> **DIRECTIVE**
Search the listing below for the string "text" and copy every line where it occurs.

Stored records

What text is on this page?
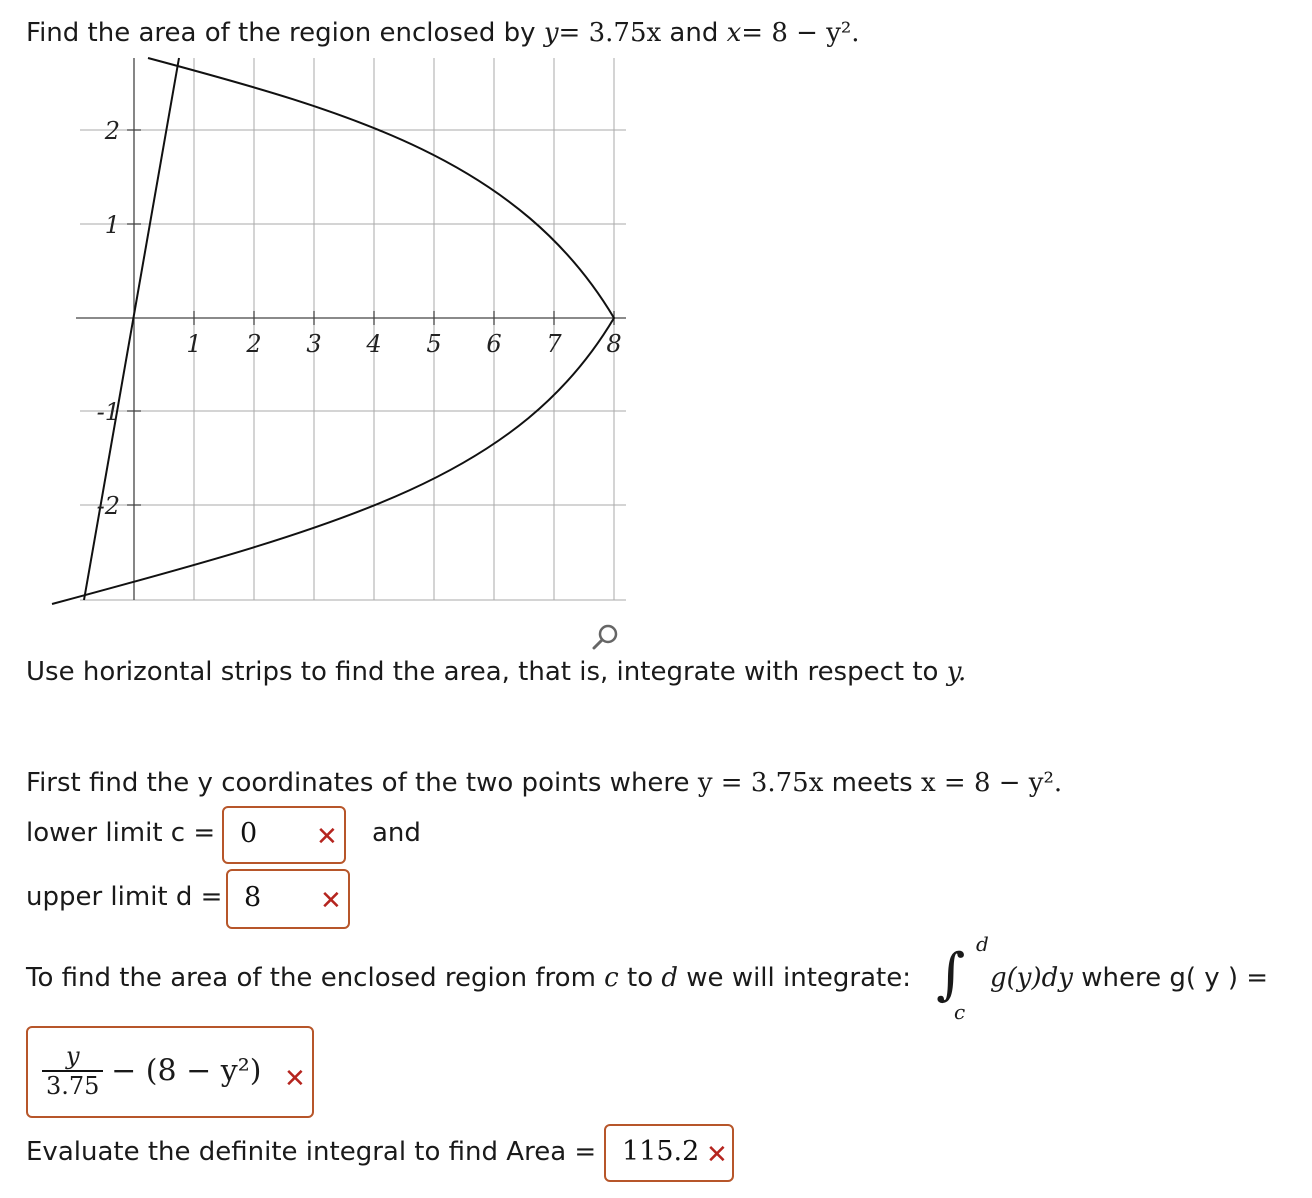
Find the area of the region enclosed by y= 3.75x and x= 8 − y².
1 2 3 4 5 6 7 8
2
1
-1
-2
Use horizontal strips to find the area, that is, integrate with respect to y.
First find the y coordinates of the two points where y = 3.75x meets x = 8 − y².
lower limit c = 0 ✕ and
upper limit d = 8 ✕
To find the area of the enclosed region from c to d we will integrate: ∫ d
c
g(y)dy where g( y ) =
$\frac{y}{3.75} - (8 - y^2)$ ✕
Evaluate the definite integral to find Area = 115.2 ✕
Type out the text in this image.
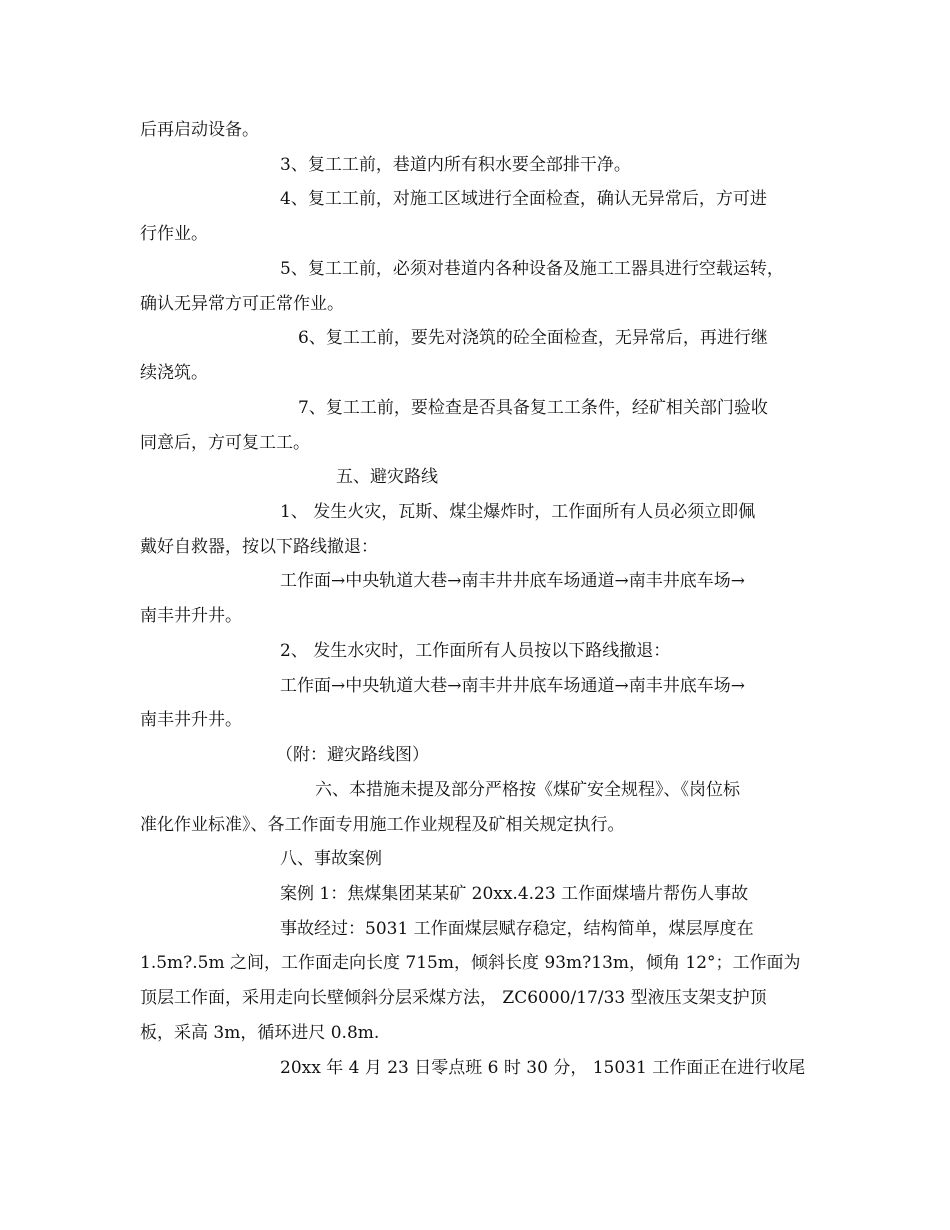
后再启动设备。

3、复工工前，巷道内所有积水要全部排干净。

4、复工工前，对施工区域进行全面检查，确认无异常后，方可进

行作业。

5、复工工前，必须对巷道内各种设备及施工工器具进行空载运转，

确认无异常方可正常作业。

6、复工工前，要先对浇筑的砼全面检查，无异常后，再进行继

续浇筑。

7、复工工前，要检查是否具备复工工条件，经矿相关部门验收

同意后，方可复工工。

五、避灾路线

1、 发生火灾，瓦斯、煤尘爆炸时，工作面所有人员必须立即佩

戴好自救器，按以下路线撤退：

工作面→中央轨道大巷→南丰井井底车场通道→南丰井底车场→

南丰井升井。

2、 发生水灾时，工作面所有人员按以下路线撤退：

工作面→中央轨道大巷→南丰井井底车场通道→南丰井底车场→

南丰井升井。

（附：避灾路线图）

六、本措施未提及部分严格按《煤矿安全规程》、《岗位标

准化作业标准》、各工作面专用施工作业规程及矿相关规定执行。

八、事故案例

案例 1：焦煤集团某某矿 20xx.4.23 工作面煤墙片帮伤人事故

事故经过：5031 工作面煤层赋存稳定，结构简单，煤层厚度在

1.5m?.5m 之间，工作面走向长度 715m，倾斜长度 93m?13m，倾角 12°；工作面为

顶层工作面，采用走向长壁倾斜分层采煤方法， ZC6000/17/33 型液压支架支护顶

板，采高 3m，循环进尺 0.8m.

20xx 年 4 月 23 日零点班 6 时 30 分， 15031 工作面正在进行收尾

> **PROBLEM SOLUTION**
What text is on this page?
Type out the text in this image.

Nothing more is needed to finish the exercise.